=== Challenge ===
Below are some entries. Copy each line that holds the string "pukul".

--------------------------------------------------

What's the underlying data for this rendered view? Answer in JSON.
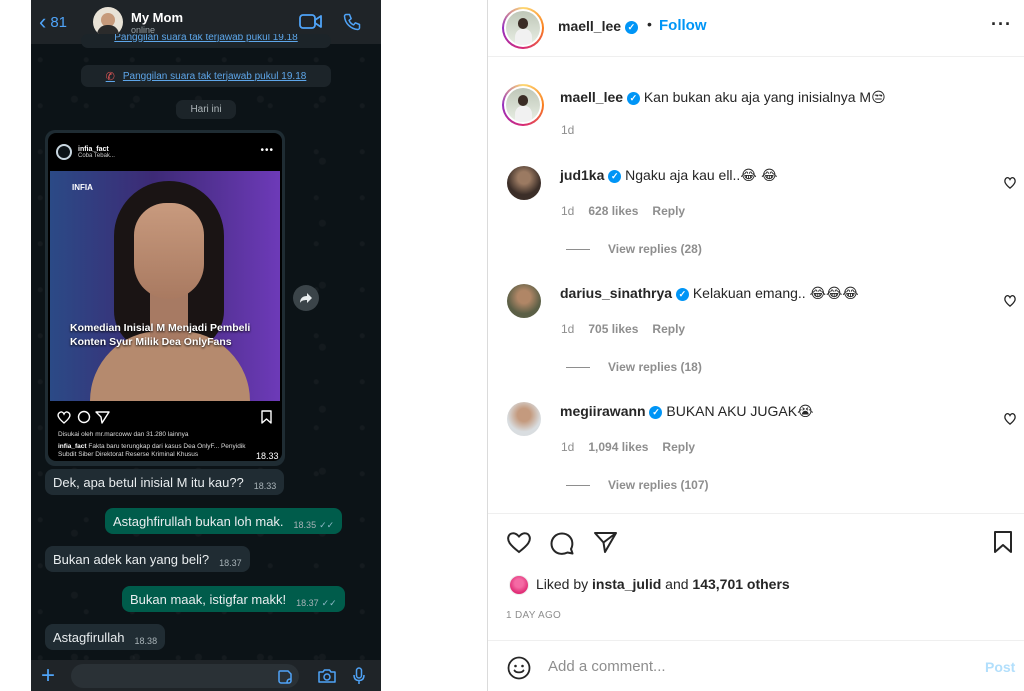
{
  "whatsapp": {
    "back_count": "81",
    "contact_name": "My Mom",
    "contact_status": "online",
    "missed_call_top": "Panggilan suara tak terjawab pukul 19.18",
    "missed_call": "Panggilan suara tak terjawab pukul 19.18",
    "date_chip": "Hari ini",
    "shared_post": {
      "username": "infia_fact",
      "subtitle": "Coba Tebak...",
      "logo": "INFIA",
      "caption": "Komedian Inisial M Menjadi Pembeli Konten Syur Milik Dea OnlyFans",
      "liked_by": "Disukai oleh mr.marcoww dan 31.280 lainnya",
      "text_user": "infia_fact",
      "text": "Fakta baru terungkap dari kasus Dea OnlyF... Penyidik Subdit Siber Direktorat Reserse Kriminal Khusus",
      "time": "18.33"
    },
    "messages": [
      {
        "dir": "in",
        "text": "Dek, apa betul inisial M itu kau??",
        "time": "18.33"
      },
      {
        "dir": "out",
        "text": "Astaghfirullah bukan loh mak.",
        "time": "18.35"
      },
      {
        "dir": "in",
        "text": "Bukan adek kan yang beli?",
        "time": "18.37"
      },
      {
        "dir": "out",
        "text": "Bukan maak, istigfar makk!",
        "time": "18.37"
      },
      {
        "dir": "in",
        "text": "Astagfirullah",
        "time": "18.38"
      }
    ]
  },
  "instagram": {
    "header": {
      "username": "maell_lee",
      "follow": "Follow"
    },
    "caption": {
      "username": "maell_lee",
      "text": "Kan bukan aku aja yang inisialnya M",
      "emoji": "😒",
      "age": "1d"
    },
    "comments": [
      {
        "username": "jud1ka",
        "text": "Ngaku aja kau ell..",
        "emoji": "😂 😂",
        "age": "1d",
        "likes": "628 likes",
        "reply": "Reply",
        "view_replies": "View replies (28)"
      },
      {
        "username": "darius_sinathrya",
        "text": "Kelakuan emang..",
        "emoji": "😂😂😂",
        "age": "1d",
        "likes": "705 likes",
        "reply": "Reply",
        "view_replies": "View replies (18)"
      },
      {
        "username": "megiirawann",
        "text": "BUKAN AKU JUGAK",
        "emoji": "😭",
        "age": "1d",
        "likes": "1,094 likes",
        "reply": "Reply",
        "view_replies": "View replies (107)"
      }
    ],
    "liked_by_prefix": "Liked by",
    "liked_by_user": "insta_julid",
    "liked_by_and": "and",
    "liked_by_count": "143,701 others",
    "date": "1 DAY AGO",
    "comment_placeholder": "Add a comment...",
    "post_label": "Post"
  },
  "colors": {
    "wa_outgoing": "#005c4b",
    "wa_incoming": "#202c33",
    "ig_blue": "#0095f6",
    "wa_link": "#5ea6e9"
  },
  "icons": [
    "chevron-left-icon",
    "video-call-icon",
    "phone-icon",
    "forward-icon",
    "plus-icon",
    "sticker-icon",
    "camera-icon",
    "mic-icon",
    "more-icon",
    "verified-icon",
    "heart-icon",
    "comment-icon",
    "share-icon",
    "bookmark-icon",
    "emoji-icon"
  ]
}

--------------------------------------------------

=== Written answer ===
    "missed_call_top": "Panggilan suara tak terjawab pukul 19.18",
    "missed_call": "Panggilan suara tak terjawab pukul 19.18",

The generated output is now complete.